━━━ Dataset excerpts

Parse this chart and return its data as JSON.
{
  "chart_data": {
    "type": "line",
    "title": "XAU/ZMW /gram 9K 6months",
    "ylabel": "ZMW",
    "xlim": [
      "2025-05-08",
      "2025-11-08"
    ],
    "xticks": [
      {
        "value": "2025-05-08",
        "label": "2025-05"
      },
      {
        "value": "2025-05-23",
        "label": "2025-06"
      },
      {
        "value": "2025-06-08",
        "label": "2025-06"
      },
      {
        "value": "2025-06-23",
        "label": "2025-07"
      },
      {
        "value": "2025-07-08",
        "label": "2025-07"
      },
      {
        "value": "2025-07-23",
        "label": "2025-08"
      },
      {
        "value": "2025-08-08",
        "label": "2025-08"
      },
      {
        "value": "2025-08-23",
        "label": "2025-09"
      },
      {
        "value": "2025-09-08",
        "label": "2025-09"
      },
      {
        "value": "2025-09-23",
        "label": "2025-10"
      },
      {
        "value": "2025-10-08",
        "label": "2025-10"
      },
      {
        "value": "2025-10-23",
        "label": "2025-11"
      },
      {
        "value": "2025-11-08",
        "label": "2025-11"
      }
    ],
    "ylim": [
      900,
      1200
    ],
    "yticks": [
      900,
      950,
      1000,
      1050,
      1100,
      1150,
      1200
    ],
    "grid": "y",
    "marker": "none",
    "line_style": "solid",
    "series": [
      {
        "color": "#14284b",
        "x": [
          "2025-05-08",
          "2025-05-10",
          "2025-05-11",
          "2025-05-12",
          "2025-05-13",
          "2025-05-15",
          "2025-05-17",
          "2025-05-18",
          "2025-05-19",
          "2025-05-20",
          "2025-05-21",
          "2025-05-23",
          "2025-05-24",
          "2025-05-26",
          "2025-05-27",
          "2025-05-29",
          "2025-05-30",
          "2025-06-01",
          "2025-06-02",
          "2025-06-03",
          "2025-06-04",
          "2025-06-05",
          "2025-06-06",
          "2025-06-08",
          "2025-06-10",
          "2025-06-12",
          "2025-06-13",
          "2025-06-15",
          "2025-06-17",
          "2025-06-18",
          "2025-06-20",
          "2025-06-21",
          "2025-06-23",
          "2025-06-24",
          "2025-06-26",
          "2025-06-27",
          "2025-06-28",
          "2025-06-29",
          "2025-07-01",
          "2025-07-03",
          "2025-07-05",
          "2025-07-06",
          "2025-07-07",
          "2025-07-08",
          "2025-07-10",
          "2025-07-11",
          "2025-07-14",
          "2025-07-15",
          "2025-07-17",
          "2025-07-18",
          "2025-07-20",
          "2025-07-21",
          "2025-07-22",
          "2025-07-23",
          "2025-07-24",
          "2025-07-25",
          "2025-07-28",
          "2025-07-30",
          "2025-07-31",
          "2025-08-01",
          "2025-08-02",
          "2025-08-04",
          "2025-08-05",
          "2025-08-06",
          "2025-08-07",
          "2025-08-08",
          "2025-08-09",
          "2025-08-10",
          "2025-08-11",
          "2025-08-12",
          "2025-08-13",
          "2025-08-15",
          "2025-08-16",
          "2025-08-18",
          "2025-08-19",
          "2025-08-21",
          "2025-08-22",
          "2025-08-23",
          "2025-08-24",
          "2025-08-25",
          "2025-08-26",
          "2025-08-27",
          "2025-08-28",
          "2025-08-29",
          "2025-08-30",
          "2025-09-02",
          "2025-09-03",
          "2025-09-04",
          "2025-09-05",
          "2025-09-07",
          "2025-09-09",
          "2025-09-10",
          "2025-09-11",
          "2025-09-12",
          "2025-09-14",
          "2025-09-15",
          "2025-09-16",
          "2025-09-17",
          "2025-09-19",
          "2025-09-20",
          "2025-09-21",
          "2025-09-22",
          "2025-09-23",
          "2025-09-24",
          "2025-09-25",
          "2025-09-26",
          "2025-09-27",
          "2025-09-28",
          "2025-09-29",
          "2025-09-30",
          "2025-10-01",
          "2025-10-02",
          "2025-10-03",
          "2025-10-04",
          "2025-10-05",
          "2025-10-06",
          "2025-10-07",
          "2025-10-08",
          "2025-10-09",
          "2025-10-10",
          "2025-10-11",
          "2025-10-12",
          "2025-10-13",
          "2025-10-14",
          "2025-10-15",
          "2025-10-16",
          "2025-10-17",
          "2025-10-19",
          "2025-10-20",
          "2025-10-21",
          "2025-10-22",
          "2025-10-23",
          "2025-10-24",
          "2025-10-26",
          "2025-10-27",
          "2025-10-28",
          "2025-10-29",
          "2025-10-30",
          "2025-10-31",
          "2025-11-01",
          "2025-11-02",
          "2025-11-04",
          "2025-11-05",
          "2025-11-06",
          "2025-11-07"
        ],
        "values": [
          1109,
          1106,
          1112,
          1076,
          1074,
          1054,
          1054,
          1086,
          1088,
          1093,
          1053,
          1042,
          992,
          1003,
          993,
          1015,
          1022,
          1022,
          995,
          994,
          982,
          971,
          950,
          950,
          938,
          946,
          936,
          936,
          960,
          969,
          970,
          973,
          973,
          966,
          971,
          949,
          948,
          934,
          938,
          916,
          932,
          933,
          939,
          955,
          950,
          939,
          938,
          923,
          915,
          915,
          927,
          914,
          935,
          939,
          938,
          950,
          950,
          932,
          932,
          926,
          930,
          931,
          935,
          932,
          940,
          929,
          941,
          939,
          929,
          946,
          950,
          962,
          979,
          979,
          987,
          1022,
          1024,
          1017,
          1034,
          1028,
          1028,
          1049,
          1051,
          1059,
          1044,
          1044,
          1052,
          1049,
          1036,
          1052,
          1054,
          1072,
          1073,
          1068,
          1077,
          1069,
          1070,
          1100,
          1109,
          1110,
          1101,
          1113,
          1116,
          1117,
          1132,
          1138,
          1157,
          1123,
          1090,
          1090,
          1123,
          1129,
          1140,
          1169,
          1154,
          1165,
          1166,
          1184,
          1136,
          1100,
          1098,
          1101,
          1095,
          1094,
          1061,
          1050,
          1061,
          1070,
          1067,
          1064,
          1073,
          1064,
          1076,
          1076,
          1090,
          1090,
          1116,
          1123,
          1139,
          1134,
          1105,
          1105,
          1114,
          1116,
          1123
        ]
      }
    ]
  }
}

━━━━━━

_Written request_
Please reproduce the entire listing, exactly as shown.

_The reply_
Parse this chart and return its data as JSON.
{
  "chart_data": {
    "type": "line",
    "title": "XAU/ZMW /gram 9K 6months",
    "ylabel": "ZMW",
    "xlim": [
      "2025-05-08",
      "2025-11-08"
    ],
    "xticks": [
      {
        "value": "2025-05-08",
        "label": "2025-05"
      },
      {
        "value": "2025-05-23",
        "label": "2025-06"
      },
      {
        "value": "2025-06-08",
        "label": "2025-06"
      },
      {
        "value": "2025-06-23",
        "label": "2025-07"
      },
      {
        "value": "2025-07-08",
        "label": "2025-07"
      },
      {
        "value": "2025-07-23",
        "label": "2025-08"
      },
      {
        "value": "2025-08-08",
        "label": "2025-08"
      },
      {
        "value": "2025-08-23",
        "label": "2025-09"
      },
      {
        "value": "2025-09-08",
        "label": "2025-09"
      },
      {
        "value": "2025-09-23",
        "label": "2025-10"
      },
      {
        "value": "2025-10-08",
        "label": "2025-10"
      },
      {
        "value": "2025-10-23",
        "label": "2025-11"
      },
      {
        "value": "2025-11-08",
        "label": "2025-11"
      }
    ],
    "ylim": [
      900,
      1200
    ],
    "yticks": [
      900,
      950,
      1000,
      1050,
      1100,
      1150,
      1200
    ],
    "grid": "y",
    "marker": "none",
    "line_style": "solid",
    "series": [
      {
        "color": "#14284b",
        "x": [
          "2025-05-08",
          "2025-05-10",
          "2025-05-11",
          "2025-05-12",
          "2025-05-13",
          "2025-05-15",
          "2025-05-17",
          "2025-05-18",
          "2025-05-19",
          "2025-05-20",
          "2025-05-21",
          "2025-05-23",
          "2025-05-24",
          "2025-05-26",
          "2025-05-27",
          "2025-05-29",
          "2025-05-30",
          "2025-06-01",
          "2025-06-02",
          "2025-06-03",
          "2025-06-04",
          "2025-06-05",
          "2025-06-06",
          "2025-06-08",
          "2025-06-10",
          "2025-06-12",
          "2025-06-13",
          "2025-06-15",
          "2025-06-17",
          "2025-06-18",
          "2025-06-20",
          "2025-06-21",
          "2025-06-23",
          "2025-06-24",
          "2025-06-26",
          "2025-06-27",
          "2025-06-28",
          "2025-06-29",
          "2025-07-01",
          "2025-07-03",
          "2025-07-05",
          "2025-07-06",
          "2025-07-07",
          "2025-07-08",
          "2025-07-10",
          "2025-07-11",
          "2025-07-14",
          "2025-07-15",
          "2025-07-17",
          "2025-07-18",
          "2025-07-20",
          "2025-07-21",
          "2025-07-22",
          "2025-07-23",
          "2025-07-24",
          "2025-07-25",
          "2025-07-28",
          "2025-07-30",
          "2025-07-31",
          "2025-08-01",
          "2025-08-02",
          "2025-08-04",
          "2025-08-05",
          "2025-08-06",
          "2025-08-07",
          "2025-08-08",
          "2025-08-09",
          "2025-08-10",
          "2025-08-11",
          "2025-08-12",
          "2025-08-13",
          "2025-08-15",
          "2025-08-16",
          "2025-08-18",
          "2025-08-19",
          "2025-08-21",
          "2025-08-22",
          "2025-08-23",
          "2025-08-24",
          "2025-08-25",
          "2025-08-26",
          "2025-08-27",
          "2025-08-28",
          "2025-08-29",
          "2025-08-30",
          "2025-09-02",
          "2025-09-03",
          "2025-09-04",
          "2025-09-05",
          "2025-09-07",
          "2025-09-09",
          "2025-09-10",
          "2025-09-11",
          "2025-09-12",
          "2025-09-14",
          "2025-09-15",
          "2025-09-16",
          "2025-09-17",
          "2025-09-19",
          "2025-09-20",
          "2025-09-21",
          "2025-09-22",
          "2025-09-23",
          "2025-09-24",
          "2025-09-25",
          "2025-09-26",
          "2025-09-27",
          "2025-09-28",
          "2025-09-29",
          "2025-09-30",
          "2025-10-01",
          "2025-10-02",
          "2025-10-03",
          "2025-10-04",
          "2025-10-05",
          "2025-10-06",
          "2025-10-07",
          "2025-10-08",
          "2025-10-09",
          "2025-10-10",
          "2025-10-11",
          "2025-10-12",
          "2025-10-13",
          "2025-10-14",
          "2025-10-15",
          "2025-10-16",
          "2025-10-17",
          "2025-10-19",
          "2025-10-20",
          "2025-10-21",
          "2025-10-22",
          "2025-10-23",
          "2025-10-24",
          "2025-10-26",
          "2025-10-27",
          "2025-10-28",
          "2025-10-29",
          "2025-10-30",
          "2025-10-31",
          "2025-11-01",
          "2025-11-02",
          "2025-11-04",
          "2025-11-05",
          "2025-11-06",
          "2025-11-07"
        ],
        "values": [
          1109,
          1106,
          1112,
          1076,
          1074,
          1054,
          1054,
          1086,
          1088,
          1093,
          1053,
          1042,
          992,
          1003,
          993,
          1015,
          1022,
          1022,
          995,
          994,
          982,
          971,
          950,
          950,
          938,
          946,
          936,
          936,
          960,
          969,
          970,
          973,
          973,
          966,
          971,
          949,
          948,
          934,
          938,
          916,
          932,
          933,
          939,
          955,
          950,
          939,
          938,
          923,
          915,
          915,
          927,
          914,
          935,
          939,
          938,
          950,
          950,
          932,
          932,
          926,
          930,
          931,
          935,
          932,
          940,
          929,
          941,
          939,
          929,
          946,
          950,
          962,
          979,
          979,
          987,
          1022,
          1024,
          1017,
          1034,
          1028,
          1028,
          1049,
          1051,
          1059,
          1044,
          1044,
          1052,
          1049,
          1036,
          1052,
          1054,
          1072,
          1073,
          1068,
          1077,
          1069,
          1070,
          1100,
          1109,
          1110,
          1101,
          1113,
          1116,
          1117,
          1132,
          1138,
          1157,
          1123,
          1090,
          1090,
          1123,
          1129,
          1140,
          1169,
          1154,
          1165,
          1166,
          1184,
          1136,
          1100,
          1098,
          1101,
          1095,
          1094,
          1061,
          1050,
          1061,
          1070,
          1067,
          1064,
          1073,
          1064,
          1076,
          1076,
          1090,
          1090,
          1116,
          1123,
          1139,
          1134,
          1105,
          1105,
          1114,
          1116,
          1123
        ]
      }
    ]
  }
}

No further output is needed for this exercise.